··· Texte

Lifestyle impact calculator : simulez votre empreinte carbone

A l’occasion du World Economic Forum de Davos, J. Michael Evans a défrayé la chronique sur twitter, et pas seulement dans les sphères complotistes. Le président d’Alibaba Group a évoqué la possibilité d’une application qui permettrait aux consommateurs de mesurer leur propre empreinte carbone en fonction de leurs déplacements et de la manière dont ils voyagent, de ce qu’ils mangent, de ce qu’ils consomment. Loin de relever de la fiction cette idée est déjà bien réelle. Le site de l’entreprise suédoise Doconomy, le « Lifestyle Impact Calculator 2.0 » (littéralement, le Calculateur d’impact de mode de vie), réalisé en partenariat avec la Convention-cadre des Nations unies sur les changements climatiques, vous permet de découvrir votre impact sur la planète à l’issue d’une douzaine de questions.

Le pays de résidence est le tout premier critère. Si vous vivez en France, vous avez une empreinte de 0,34 tonne de CO₂  (en Afghanistan elle aurait été de 0,11 et aux USA de 0,45). La deuxième question porte sur l’utilisation d’énergie renouvelable et permet de choisir entre quatre options : « oui », « non », « oui je produis ma propre électricité renouvelable » et « je ne sais pas ».

Ensuite, viennent les paramètres chauffage de votre foyer et source d’énergie pour cuisiner ; puis votre mode de transport, le nombre de vols effectués, votre temps passé dans les transports en commun , vos dépenses en meubles et articles de sports, appareils ménagers et vêtements (neufs ou d’occasion!)

······
··· Jeu de données

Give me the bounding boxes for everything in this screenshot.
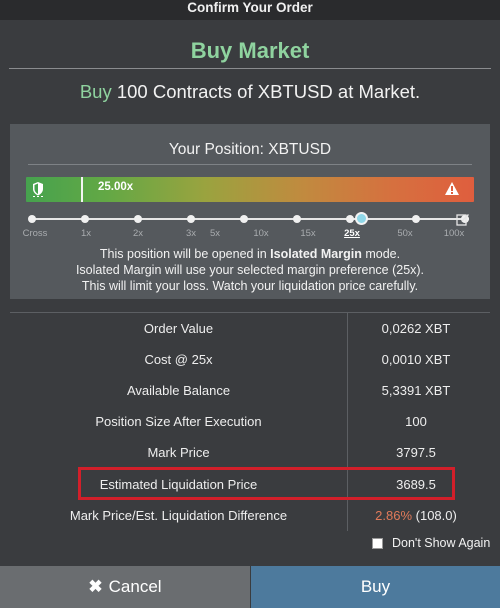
slider-stop[interactable] (240, 215, 248, 223)
leverage-bar: 25.00x (26, 177, 474, 202)
slider-tick-labels: Cross 1x 2x 3x 5x 10x 15x 25x 50x 100x (10, 228, 490, 240)
note-line: This position will be opened in Isolated… (99, 247, 401, 261)
slider-tick-label[interactable]: Cross (23, 228, 48, 239)
slider-tick-label[interactable]: 100x (444, 228, 465, 239)
row-label: Available Balance (126, 383, 231, 398)
note-line: Isolated Margin will use your selected m… (75, 263, 425, 277)
order-summary-text: 100 Contracts of XBTUSD at Market. (116, 81, 421, 102)
dialog-title: Confirm Your Order (0, 0, 500, 20)
row-value: 0,0262 XBT (381, 321, 451, 336)
slider-stop[interactable] (28, 215, 36, 223)
row-value: 100 (405, 414, 427, 429)
slider-stop[interactable] (81, 215, 89, 223)
leverage-slider[interactable] (28, 212, 469, 226)
row-label: Mark Price/Est. Liquidation Difference (69, 508, 288, 523)
order-summary: Buy 100 Contracts of XBTUSD at Market. (0, 81, 500, 103)
slider-stop[interactable] (134, 215, 142, 223)
row-value: 3797.5 (396, 445, 436, 460)
leverage-value: 25.00x (98, 181, 134, 193)
edit-icon[interactable] (456, 212, 470, 226)
table-row: Available Balance 5,3391 XBT (10, 375, 490, 406)
slider-stop[interactable] (187, 215, 195, 223)
position-divider (28, 164, 472, 165)
difference-amount: (108.0) (415, 508, 457, 523)
slider-tick-label-selected[interactable]: 25x (344, 228, 360, 239)
warning-icon (445, 182, 459, 195)
table-row: Cost @ 25x 0,0010 XBT (10, 344, 490, 375)
slider-tick-label[interactable]: 5x (210, 228, 220, 239)
difference-percent: 2.86% (375, 508, 413, 523)
table-row: Position Size After Execution 100 (10, 406, 490, 437)
close-icon: ✖ (88, 577, 103, 596)
slider-tick-label[interactable]: 3x (186, 228, 196, 239)
slider-stop[interactable] (293, 215, 301, 223)
cancel-button[interactable]: ✖ Cancel (0, 566, 250, 608)
slider-handle[interactable] (355, 212, 368, 225)
slider-tick-label[interactable]: 2x (133, 228, 143, 239)
row-value: 2.86% (108.0) (356, 500, 476, 531)
row-value: 0,0010 XBT (381, 352, 451, 367)
order-side: Buy (79, 81, 112, 102)
slider-track (32, 218, 469, 220)
dont-show-again-label[interactable]: Don't Show Again (392, 536, 490, 550)
position-panel: Your Position: XBTUSD 25.00x Cross 1x 2x… (10, 124, 490, 299)
liquidation-price-highlight (78, 467, 455, 500)
dont-show-again-checkbox[interactable] (372, 538, 383, 549)
slider-stop[interactable] (346, 215, 354, 223)
buy-button[interactable]: Buy (251, 566, 500, 608)
row-label: Position Size After Execution (95, 414, 262, 429)
cancel-label: Cancel (108, 577, 162, 596)
shield-icon (33, 182, 43, 197)
table-row: Mark Price/Est. Liquidation Difference 2… (10, 500, 490, 531)
leverage-marker (81, 177, 83, 202)
row-label: Mark Price (147, 445, 210, 460)
slider-tick-label[interactable]: 10x (253, 228, 268, 239)
row-value: 5,3391 XBT (381, 383, 451, 398)
row-label: Cost @ 25x (144, 352, 213, 367)
slider-tick-label[interactable]: 50x (397, 228, 412, 239)
heading-divider (9, 68, 491, 69)
position-title: Your Position: XBTUSD (168, 141, 332, 158)
table-row: Order Value 0,0262 XBT (10, 313, 490, 344)
note-line: This will limit your loss. Watch your li… (81, 279, 419, 293)
slider-tick-label[interactable]: 1x (81, 228, 91, 239)
slider-tick-label[interactable]: 15x (300, 228, 315, 239)
slider-stop[interactable] (412, 215, 420, 223)
table-row: Mark Price 3797.5 (10, 437, 490, 468)
row-label: Order Value (143, 321, 214, 336)
margin-mode-note: This position will be opened in Isolated… (30, 246, 470, 294)
order-heading: Buy Market (190, 38, 310, 63)
margin-mode-name: Isolated Margin (270, 247, 362, 261)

······

> **Énoncé 1**
D'après le texte sur le calculateur d'empreinte carbone, quelle empreinte est attribuée à une personne qui vit en France ?
> **Énoncé 2**
Énumérez toutes les options de réponse que le texte sur le calculateur d'empreinte carbone propose pour la question sur l'utilisation d'énergie renouvelable.
> **Énoncé 3**
Prolongez le texte sur le calculateur d'empreinte carbone à partir de sa dernière phrase.

> **Réponse rédigée 1**
0,34 tonne de CO₂.

> **Réponse rédigée 2**
- « oui »
- « non »
- « oui je produis ma propre électricité renouvelable »
- « je ne sais pas »

> **Réponse rédigée 3**
Enfin, l’ultime question porte sur votre alimentation. Arrêtons-nous sur cette dernière qui donne une parfaite idée de l’orientation de ce questionnaire :  « omnivore » c’est (+1,33), « un jour sans viande » (+1,26), « j’essaye d’éviter la viande rouge » (+1,14), « je ne mange pas de viande rouge » (+0,66), « je mange du poisson » (+0,66), « je suis végétarien » (+0,83), « je suis végan » (+0)[1].

Les biais du système

La dernière question démontre s’il en est besoin l’orientation idéologique de l’algorithme. Les biais sont multiples : en effet, pour prendre un autre exemple, le choix de la réponse « énergie solaire » induit un moindre impact. Or, on sait parfaitement que le recours à cette source intermittente implique, pour fonctionner, le recours forcé à une production d’énergie pilotable, autrement dit, à des centrales à gaz ou à charbon, qui sont des sources d’énergies carbonées.

Idem pour le véhicule électrique qui est comptabilisé comme neutre. Pourquoi l’énergie grise (les émissions de CO₂ produites tout le long de la chaîne de fabrication du véhicule) ne sont-elles pas prises en compte ? Ensuite un principe de base dit qu’« une voiture électrique est aussi propre que la manière de produire l’électricité. » Dans le cas, par exemple, d’un pays où 40 % de l’énergie utilisée par le véhicule électrique serait produite par une centrale à charbon (c’est le cas de la Chine), le véhicule produirait 20 % de CO₂ en moins qu’un modèle thermique. Dans le cas où l’électricité serait davantage décarbonée (en France, par exemple, grâce au nucléaire), le véhicule émettrait 80 % de CO₂ en moins.

On perçoit les limites du système : l’algorithme renforce par des biais des présupposés idéologiques issus de l’idéologie écologiste et induit les utilisateurs du calculateur en erreur.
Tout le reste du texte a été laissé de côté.